PROBLEM DESCRIPTION: Pictures stay out of your copy, but everything else in the records below must be repeated exactly.

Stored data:

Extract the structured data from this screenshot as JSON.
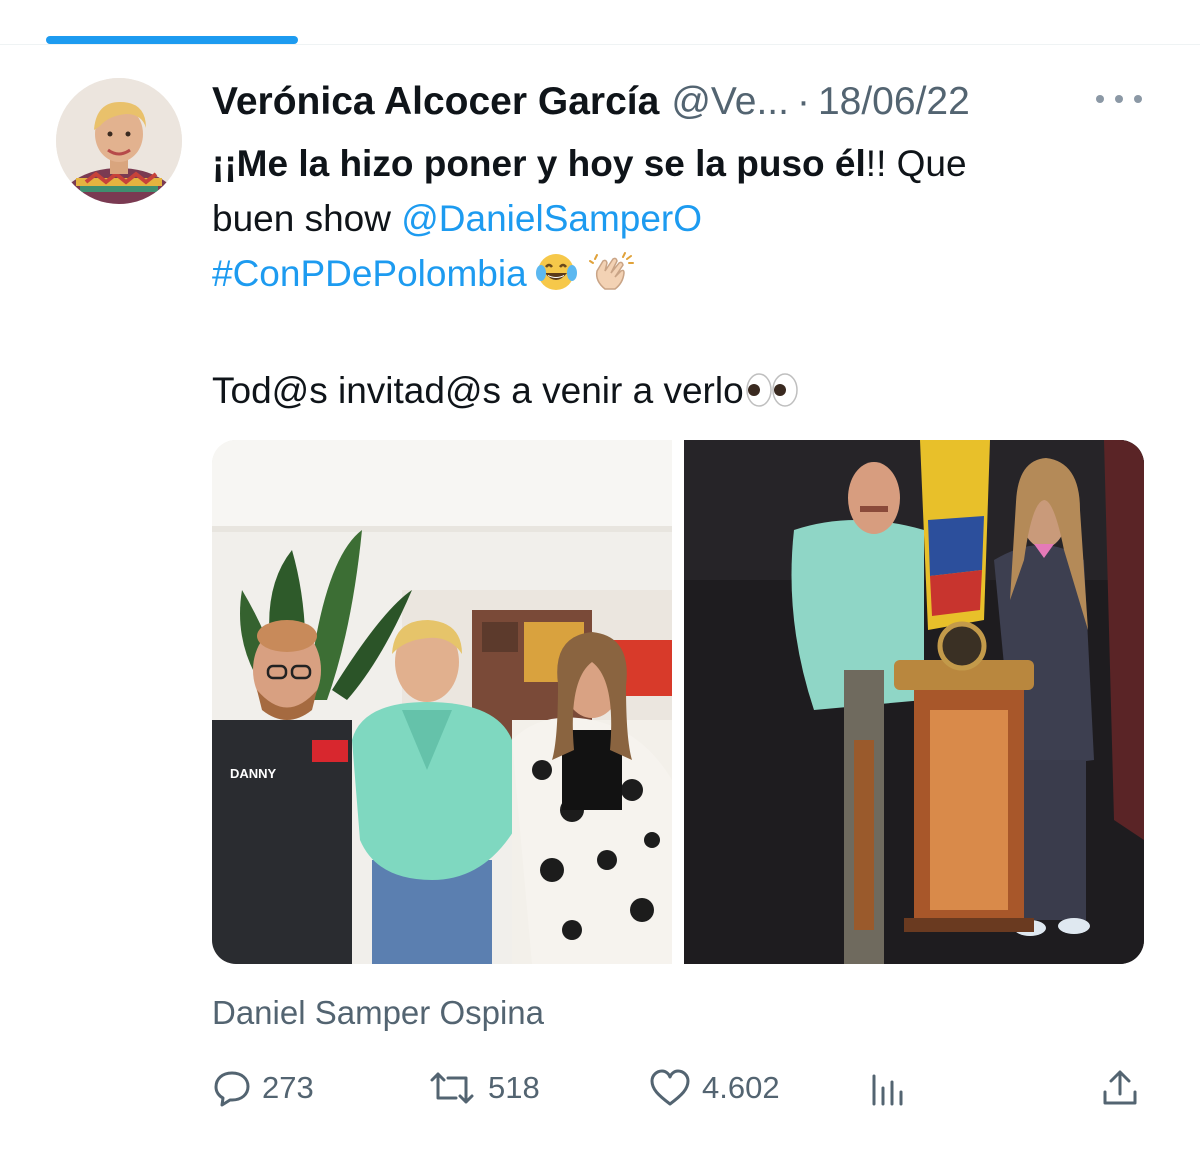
{
  "tweet": {
    "author_name": "Verónica Alcocer García",
    "handle": "@Ve...",
    "separator": "·",
    "date": "18/06/22",
    "text": {
      "bold_part": "¡¡Me la hizo poner y hoy se la puso él",
      "after_bold": "!! Que",
      "line2_prefix": "buen show ",
      "mention": "@DanielSamperO",
      "hashtag": "#ConPDePolombia",
      "line4": "Tod@s invitad@s a venir a verlo"
    },
    "media_caption": "Daniel Samper Ospina",
    "photo_left": {
      "jacket_name": "DANNY"
    },
    "stats": {
      "replies": "273",
      "retweets": "518",
      "likes": "4.602"
    }
  },
  "icons": {
    "more": "more-dots-icon",
    "reply": "reply-bubble-icon",
    "retweet": "retweet-icon",
    "like": "heart-icon",
    "views": "analytics-bars-icon",
    "share": "share-upload-icon",
    "emoji_laugh": "tears-of-joy-emoji",
    "emoji_clap": "clapping-hands-emoji",
    "emoji_eyes": "eyes-emoji"
  },
  "colors": {
    "link": "#1d9bf0",
    "secondary": "#536471",
    "text": "#0f1419"
  }
}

TASK ANSWER:
Extract the structured data from this screenshot as JSON.
{
  "tweet": {
    "author_name": "Verónica Alcocer García",
    "handle": "@Ve...",
    "separator": "·",
    "date": "18/06/22",
    "text": {
      "bold_part": "¡¡Me la hizo poner y hoy se la puso él",
      "after_bold": "!! Que",
      "line2_prefix": "buen show ",
      "mention": "@DanielSamperO",
      "hashtag": "#ConPDePolombia",
      "line4": "Tod@s invitad@s a venir a verlo"
    },
    "media_caption": "Daniel Samper Ospina",
    "photo_left": {
      "jacket_name": "DANNY"
    },
    "stats": {
      "replies": "273",
      "retweets": "518",
      "likes": "4.602"
    }
  },
  "icons": {
    "more": "more-dots-icon",
    "reply": "reply-bubble-icon",
    "retweet": "retweet-icon",
    "like": "heart-icon",
    "views": "analytics-bars-icon",
    "share": "share-upload-icon",
    "emoji_laugh": "tears-of-joy-emoji",
    "emoji_clap": "clapping-hands-emoji",
    "emoji_eyes": "eyes-emoji"
  },
  "colors": {
    "link": "#1d9bf0",
    "secondary": "#536471",
    "text": "#0f1419"
  }
}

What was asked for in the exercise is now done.